## Task directions
Write the records below out in full, character for character, with no pictures.

Figure dataset records:

►

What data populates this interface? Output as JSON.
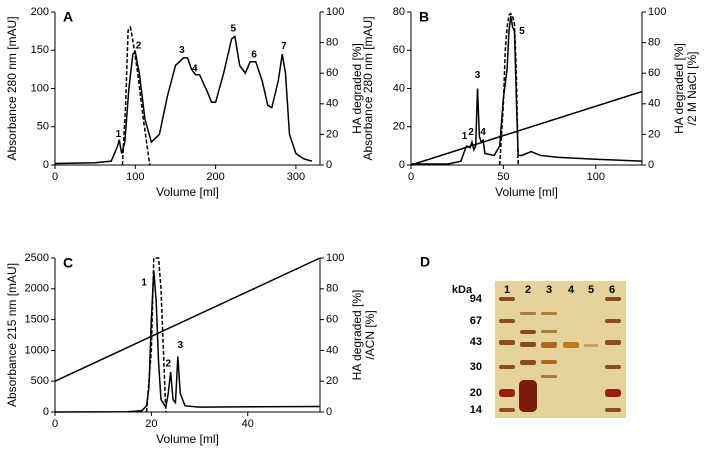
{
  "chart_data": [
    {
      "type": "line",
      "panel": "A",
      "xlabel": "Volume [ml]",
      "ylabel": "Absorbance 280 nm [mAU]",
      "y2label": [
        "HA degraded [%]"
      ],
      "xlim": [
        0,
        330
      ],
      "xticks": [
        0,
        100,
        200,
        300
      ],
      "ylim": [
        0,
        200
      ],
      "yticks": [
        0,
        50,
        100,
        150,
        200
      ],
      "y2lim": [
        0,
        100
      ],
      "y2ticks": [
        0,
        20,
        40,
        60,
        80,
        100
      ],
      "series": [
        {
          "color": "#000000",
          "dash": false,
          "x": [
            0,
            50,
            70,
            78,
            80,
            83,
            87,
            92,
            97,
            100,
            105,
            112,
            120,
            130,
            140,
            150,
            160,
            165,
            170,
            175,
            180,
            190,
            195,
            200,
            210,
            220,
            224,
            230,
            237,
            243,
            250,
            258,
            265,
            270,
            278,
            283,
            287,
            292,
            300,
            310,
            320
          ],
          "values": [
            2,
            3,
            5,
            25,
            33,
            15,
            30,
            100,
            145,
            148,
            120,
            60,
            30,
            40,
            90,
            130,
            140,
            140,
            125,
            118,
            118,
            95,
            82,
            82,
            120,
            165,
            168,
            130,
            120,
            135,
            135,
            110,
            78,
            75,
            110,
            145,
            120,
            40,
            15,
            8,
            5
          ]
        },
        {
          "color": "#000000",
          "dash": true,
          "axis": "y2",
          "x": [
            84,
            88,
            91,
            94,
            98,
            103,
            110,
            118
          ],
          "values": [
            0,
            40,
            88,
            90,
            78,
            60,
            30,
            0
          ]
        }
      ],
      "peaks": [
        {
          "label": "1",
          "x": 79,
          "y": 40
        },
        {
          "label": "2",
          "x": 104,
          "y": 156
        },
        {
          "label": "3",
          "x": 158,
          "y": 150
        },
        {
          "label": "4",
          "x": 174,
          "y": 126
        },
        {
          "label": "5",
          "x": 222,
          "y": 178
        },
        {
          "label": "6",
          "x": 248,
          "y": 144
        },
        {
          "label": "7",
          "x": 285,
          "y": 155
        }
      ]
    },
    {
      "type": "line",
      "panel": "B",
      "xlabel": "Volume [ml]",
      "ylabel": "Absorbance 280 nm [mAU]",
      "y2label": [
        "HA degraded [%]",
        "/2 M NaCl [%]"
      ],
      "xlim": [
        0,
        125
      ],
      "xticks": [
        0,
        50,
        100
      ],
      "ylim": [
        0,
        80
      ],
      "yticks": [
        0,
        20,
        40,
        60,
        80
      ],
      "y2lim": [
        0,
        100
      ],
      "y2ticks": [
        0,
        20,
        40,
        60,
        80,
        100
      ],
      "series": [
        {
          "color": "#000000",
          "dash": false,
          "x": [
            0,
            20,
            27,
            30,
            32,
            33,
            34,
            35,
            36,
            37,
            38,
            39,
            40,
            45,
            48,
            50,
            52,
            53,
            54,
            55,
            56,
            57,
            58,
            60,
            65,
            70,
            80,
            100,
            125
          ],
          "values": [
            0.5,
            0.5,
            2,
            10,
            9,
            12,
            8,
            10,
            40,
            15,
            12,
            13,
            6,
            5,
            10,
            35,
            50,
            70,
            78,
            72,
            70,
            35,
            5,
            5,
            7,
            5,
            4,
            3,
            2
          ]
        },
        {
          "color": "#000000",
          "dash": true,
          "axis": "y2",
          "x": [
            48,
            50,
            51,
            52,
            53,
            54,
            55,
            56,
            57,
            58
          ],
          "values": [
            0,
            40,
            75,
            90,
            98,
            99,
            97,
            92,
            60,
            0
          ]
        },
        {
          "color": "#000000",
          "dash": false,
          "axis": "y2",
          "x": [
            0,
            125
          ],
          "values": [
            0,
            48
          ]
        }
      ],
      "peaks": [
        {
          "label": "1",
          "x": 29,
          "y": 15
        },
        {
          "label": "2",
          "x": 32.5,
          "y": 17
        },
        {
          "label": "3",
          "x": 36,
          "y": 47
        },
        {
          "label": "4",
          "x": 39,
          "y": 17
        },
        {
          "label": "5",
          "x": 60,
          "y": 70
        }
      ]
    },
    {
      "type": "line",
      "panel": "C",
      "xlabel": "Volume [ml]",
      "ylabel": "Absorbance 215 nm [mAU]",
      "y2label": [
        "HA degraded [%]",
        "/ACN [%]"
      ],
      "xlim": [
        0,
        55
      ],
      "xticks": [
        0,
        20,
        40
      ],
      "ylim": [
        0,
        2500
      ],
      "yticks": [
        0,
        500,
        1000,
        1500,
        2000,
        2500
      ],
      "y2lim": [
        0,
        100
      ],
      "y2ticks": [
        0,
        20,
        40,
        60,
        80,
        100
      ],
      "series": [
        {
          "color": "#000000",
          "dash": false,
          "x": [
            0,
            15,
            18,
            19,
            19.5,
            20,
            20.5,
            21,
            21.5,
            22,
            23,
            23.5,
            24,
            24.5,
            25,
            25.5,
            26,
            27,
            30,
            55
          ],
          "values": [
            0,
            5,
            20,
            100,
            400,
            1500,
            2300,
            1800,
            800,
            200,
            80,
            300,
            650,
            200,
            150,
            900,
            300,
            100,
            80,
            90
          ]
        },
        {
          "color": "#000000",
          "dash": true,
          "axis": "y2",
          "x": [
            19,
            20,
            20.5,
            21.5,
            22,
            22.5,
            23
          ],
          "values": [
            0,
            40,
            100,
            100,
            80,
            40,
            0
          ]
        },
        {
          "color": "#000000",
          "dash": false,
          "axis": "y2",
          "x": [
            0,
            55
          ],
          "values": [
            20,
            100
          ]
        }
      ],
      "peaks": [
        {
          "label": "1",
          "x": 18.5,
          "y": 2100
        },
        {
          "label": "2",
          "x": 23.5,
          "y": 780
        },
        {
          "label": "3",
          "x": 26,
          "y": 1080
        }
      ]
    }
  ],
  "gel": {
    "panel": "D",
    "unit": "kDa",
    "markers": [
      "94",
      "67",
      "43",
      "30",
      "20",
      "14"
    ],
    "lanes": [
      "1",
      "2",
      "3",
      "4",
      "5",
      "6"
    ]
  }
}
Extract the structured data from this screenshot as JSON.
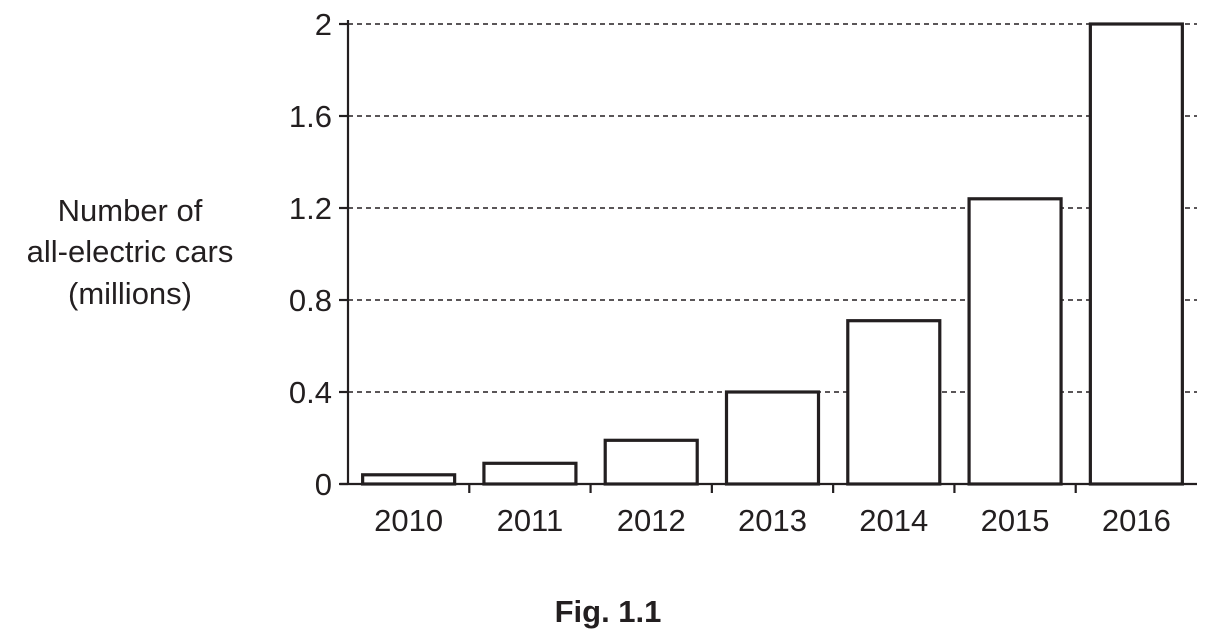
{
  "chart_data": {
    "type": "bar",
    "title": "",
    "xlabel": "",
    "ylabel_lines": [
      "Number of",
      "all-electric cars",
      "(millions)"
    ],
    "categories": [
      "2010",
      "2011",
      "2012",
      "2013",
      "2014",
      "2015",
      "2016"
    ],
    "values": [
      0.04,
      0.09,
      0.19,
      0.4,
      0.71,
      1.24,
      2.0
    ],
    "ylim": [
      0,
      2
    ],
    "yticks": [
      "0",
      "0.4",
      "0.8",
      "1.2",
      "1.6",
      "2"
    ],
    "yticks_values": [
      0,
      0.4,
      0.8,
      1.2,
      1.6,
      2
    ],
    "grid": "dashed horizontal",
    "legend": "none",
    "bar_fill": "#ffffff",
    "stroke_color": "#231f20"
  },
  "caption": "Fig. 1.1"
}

◄

## Response to the exercise
What data populates this interface? Output as JSON.
{
  "chart_data": [
    {
      "type": "line",
      "panel": "A",
      "xlabel": "Volume [ml]",
      "ylabel": "Absorbance 280 nm [mAU]",
      "y2label": [
        "HA degraded [%]"
      ],
      "xlim": [
        0,
        330
      ],
      "xticks": [
        0,
        100,
        200,
        300
      ],
      "ylim": [
        0,
        200
      ],
      "yticks": [
        0,
        50,
        100,
        150,
        200
      ],
      "y2lim": [
        0,
        100
      ],
      "y2ticks": [
        0,
        20,
        40,
        60,
        80,
        100
      ],
      "series": [
        {
          "color": "#000000",
          "dash": false,
          "x": [
            0,
            50,
            70,
            78,
            80,
            83,
            87,
            92,
            97,
            100,
            105,
            112,
            120,
            130,
            140,
            150,
            160,
            165,
            170,
            175,
            180,
            190,
            195,
            200,
            210,
            220,
            224,
            230,
            237,
            243,
            250,
            258,
            265,
            270,
            278,
            283,
            287,
            292,
            300,
            310,
            320
          ],
          "values": [
            2,
            3,
            5,
            25,
            33,
            15,
            30,
            100,
            145,
            148,
            120,
            60,
            30,
            40,
            90,
            130,
            140,
            140,
            125,
            118,
            118,
            95,
            82,
            82,
            120,
            165,
            168,
            130,
            120,
            135,
            135,
            110,
            78,
            75,
            110,
            145,
            120,
            40,
            15,
            8,
            5
          ]
        },
        {
          "color": "#000000",
          "dash": true,
          "axis": "y2",
          "x": [
            84,
            88,
            91,
            94,
            98,
            103,
            110,
            118
          ],
          "values": [
            0,
            40,
            88,
            90,
            78,
            60,
            30,
            0
          ]
        }
      ],
      "peaks": [
        {
          "label": "1",
          "x": 79,
          "y": 40
        },
        {
          "label": "2",
          "x": 104,
          "y": 156
        },
        {
          "label": "3",
          "x": 158,
          "y": 150
        },
        {
          "label": "4",
          "x": 174,
          "y": 126
        },
        {
          "label": "5",
          "x": 222,
          "y": 178
        },
        {
          "label": "6",
          "x": 248,
          "y": 144
        },
        {
          "label": "7",
          "x": 285,
          "y": 155
        }
      ]
    },
    {
      "type": "line",
      "panel": "B",
      "xlabel": "Volume [ml]",
      "ylabel": "Absorbance 280 nm [mAU]",
      "y2label": [
        "HA degraded [%]",
        "/2 M NaCl [%]"
      ],
      "xlim": [
        0,
        125
      ],
      "xticks": [
        0,
        50,
        100
      ],
      "ylim": [
        0,
        80
      ],
      "yticks": [
        0,
        20,
        40,
        60,
        80
      ],
      "y2lim": [
        0,
        100
      ],
      "y2ticks": [
        0,
        20,
        40,
        60,
        80,
        100
      ],
      "series": [
        {
          "color": "#000000",
          "dash": false,
          "x": [
            0,
            20,
            27,
            30,
            32,
            33,
            34,
            35,
            36,
            37,
            38,
            39,
            40,
            45,
            48,
            50,
            52,
            53,
            54,
            55,
            56,
            57,
            58,
            60,
            65,
            70,
            80,
            100,
            125
          ],
          "values": [
            0.5,
            0.5,
            2,
            10,
            9,
            12,
            8,
            10,
            40,
            15,
            12,
            13,
            6,
            5,
            10,
            35,
            50,
            70,
            78,
            72,
            70,
            35,
            5,
            5,
            7,
            5,
            4,
            3,
            2
          ]
        },
        {
          "color": "#000000",
          "dash": true,
          "axis": "y2",
          "x": [
            48,
            50,
            51,
            52,
            53,
            54,
            55,
            56,
            57,
            58
          ],
          "values": [
            0,
            40,
            75,
            90,
            98,
            99,
            97,
            92,
            60,
            0
          ]
        },
        {
          "color": "#000000",
          "dash": false,
          "axis": "y2",
          "x": [
            0,
            125
          ],
          "values": [
            0,
            48
          ]
        }
      ],
      "peaks": [
        {
          "label": "1",
          "x": 29,
          "y": 15
        },
        {
          "label": "2",
          "x": 32.5,
          "y": 17
        },
        {
          "label": "3",
          "x": 36,
          "y": 47
        },
        {
          "label": "4",
          "x": 39,
          "y": 17
        },
        {
          "label": "5",
          "x": 60,
          "y": 70
        }
      ]
    },
    {
      "type": "line",
      "panel": "C",
      "xlabel": "Volume [ml]",
      "ylabel": "Absorbance 215 nm [mAU]",
      "y2label": [
        "HA degraded [%]",
        "/ACN [%]"
      ],
      "xlim": [
        0,
        55
      ],
      "xticks": [
        0,
        20,
        40
      ],
      "ylim": [
        0,
        2500
      ],
      "yticks": [
        0,
        500,
        1000,
        1500,
        2000,
        2500
      ],
      "y2lim": [
        0,
        100
      ],
      "y2ticks": [
        0,
        20,
        40,
        60,
        80,
        100
      ],
      "series": [
        {
          "color": "#000000",
          "dash": false,
          "x": [
            0,
            15,
            18,
            19,
            19.5,
            20,
            20.5,
            21,
            21.5,
            22,
            23,
            23.5,
            24,
            24.5,
            25,
            25.5,
            26,
            27,
            30,
            55
          ],
          "values": [
            0,
            5,
            20,
            100,
            400,
            1500,
            2300,
            1800,
            800,
            200,
            80,
            300,
            650,
            200,
            150,
            900,
            300,
            100,
            80,
            90
          ]
        },
        {
          "color": "#000000",
          "dash": true,
          "axis": "y2",
          "x": [
            19,
            20,
            20.5,
            21.5,
            22,
            22.5,
            23
          ],
          "values": [
            0,
            40,
            100,
            100,
            80,
            40,
            0
          ]
        },
        {
          "color": "#000000",
          "dash": false,
          "axis": "y2",
          "x": [
            0,
            55
          ],
          "values": [
            20,
            100
          ]
        }
      ],
      "peaks": [
        {
          "label": "1",
          "x": 18.5,
          "y": 2100
        },
        {
          "label": "2",
          "x": 23.5,
          "y": 780
        },
        {
          "label": "3",
          "x": 26,
          "y": 1080
        }
      ]
    }
  ],
  "gel": {
    "panel": "D",
    "unit": "kDa",
    "markers": [
      "94",
      "67",
      "43",
      "30",
      "20",
      "14"
    ],
    "lanes": [
      "1",
      "2",
      "3",
      "4",
      "5",
      "6"
    ]
  }
}
Extract the structured data from this screenshot as JSON.
{
  "chart_data": {
    "type": "bar",
    "title": "",
    "xlabel": "",
    "ylabel_lines": [
      "Number of",
      "all-electric cars",
      "(millions)"
    ],
    "categories": [
      "2010",
      "2011",
      "2012",
      "2013",
      "2014",
      "2015",
      "2016"
    ],
    "values": [
      0.04,
      0.09,
      0.19,
      0.4,
      0.71,
      1.24,
      2.0
    ],
    "ylim": [
      0,
      2
    ],
    "yticks": [
      "0",
      "0.4",
      "0.8",
      "1.2",
      "1.6",
      "2"
    ],
    "yticks_values": [
      0,
      0.4,
      0.8,
      1.2,
      1.6,
      2
    ],
    "grid": "dashed horizontal",
    "legend": "none",
    "bar_fill": "#ffffff",
    "stroke_color": "#231f20"
  },
  "caption": "Fig. 1.1"
}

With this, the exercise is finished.